# [PROVIDED MATERIAL]
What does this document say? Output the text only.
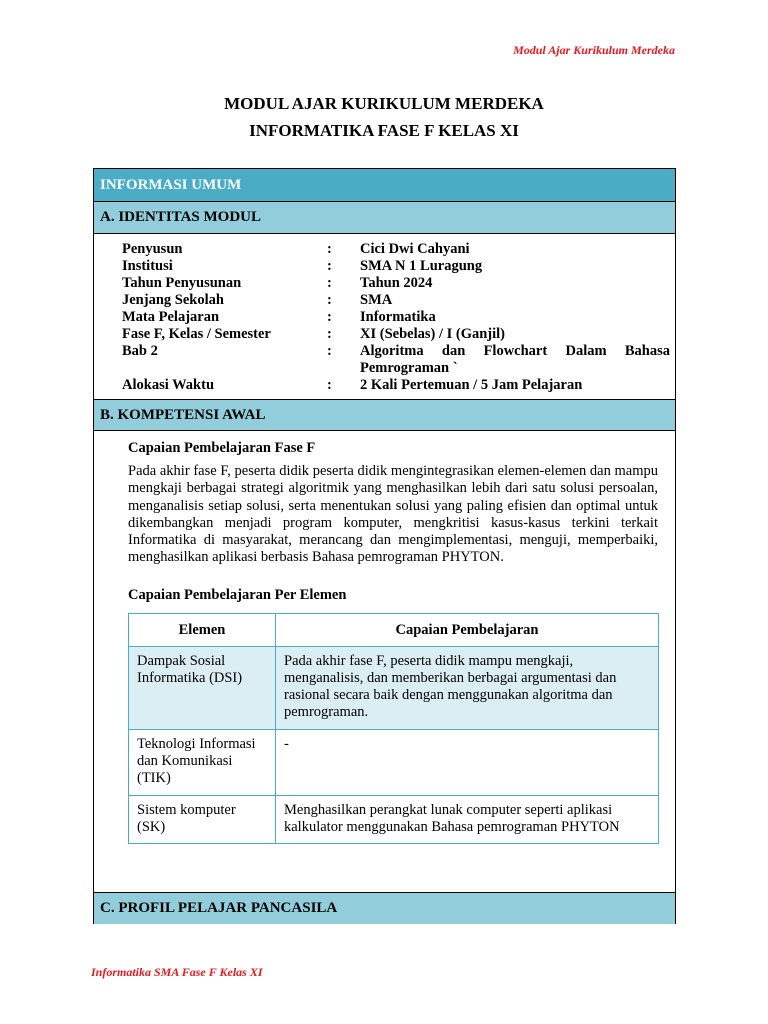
Modul Ajar Kurikulum Merdeka
MODUL AJAR KURIKULUM MERDEKA
INFORMATIKA FASE F KELAS XI
INFORMASI UMUM
A. IDENTITAS MODUL
Penyusun	:	Cici Dwi Cahyani
Institusi	:	SMA N 1 Luragung
Tahun Penyusunan	:	Tahun 2024
Jenjang Sekolah	:	SMA
Mata Pelajaran	:	Informatika
Fase F, Kelas / Semester	:	XI (Sebelas) / I (Ganjil)
Bab 2	:	Algoritma dan Flowchart Dalam Bahasa Pemrograman `
Alokasi Waktu	:	2 Kali Pertemuan / 5 Jam Pelajaran
B. KOMPETENSI AWAL
Capaian Pembelajaran Fase F
Pada akhir fase F, peserta didik peserta didik mengintegrasikan elemen-elemen dan mampu mengkaji berbagai strategi algoritmik yang menghasilkan lebih dari satu solusi persoalan, menganalisis setiap solusi, serta menentukan solusi yang paling efisien dan optimal untuk dikembangkan menjadi program komputer, mengkritisi kasus-kasus terkini terkait Informatika di masyarakat, merancang dan mengimplementasi, menguji, memperbaiki, menghasilkan aplikasi berbasis Bahasa pemrograman PHYTON.
Capaian Pembelajaran Per Elemen
Elemen	Capaian Pembelajaran
Dampak Sosial Informatika (DSI)	Pada akhir fase F, peserta didik mampu mengkaji, menganalisis, dan memberikan berbagai argumentasi dan rasional secara baik dengan menggunakan algoritma dan pemrograman.
Teknologi Informasi dan Komunikasi (TIK)	-
Sistem komputer (SK)	Menghasilkan perangkat lunak computer seperti aplikasi kalkulator menggunakan Bahasa pemrograman PHYTON
C. PROFIL PELAJAR PANCASILA
Informatika SMA Fase F Kelas XI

# [GOAL]
Copy down every line of the material above that includes the string "menganalisis".

# [COMPLETE ANSWER]
Pada akhir fase F, peserta didik peserta didik mengintegrasikan elemen-elemen dan mampu mengkaji berbagai strategi algoritmik yang menghasilkan lebih dari satu solusi persoalan, menganalisis setiap solusi, serta menentukan solusi yang paling efisien dan optimal untuk dikembangkan menjadi program komputer, mengkritisi kasus-kasus terkini terkait Informatika di masyarakat, merancang dan mengimplementasi, menguji, memperbaiki, menghasilkan aplikasi berbasis Bahasa pemrograman PHYTON.
Dampak Sosial Informatika (DSI)	Pada akhir fase F, peserta didik mampu mengkaji, menganalisis, dan memberikan berbagai argumentasi dan rasional secara baik dengan menggunakan algoritma dan pemrograman.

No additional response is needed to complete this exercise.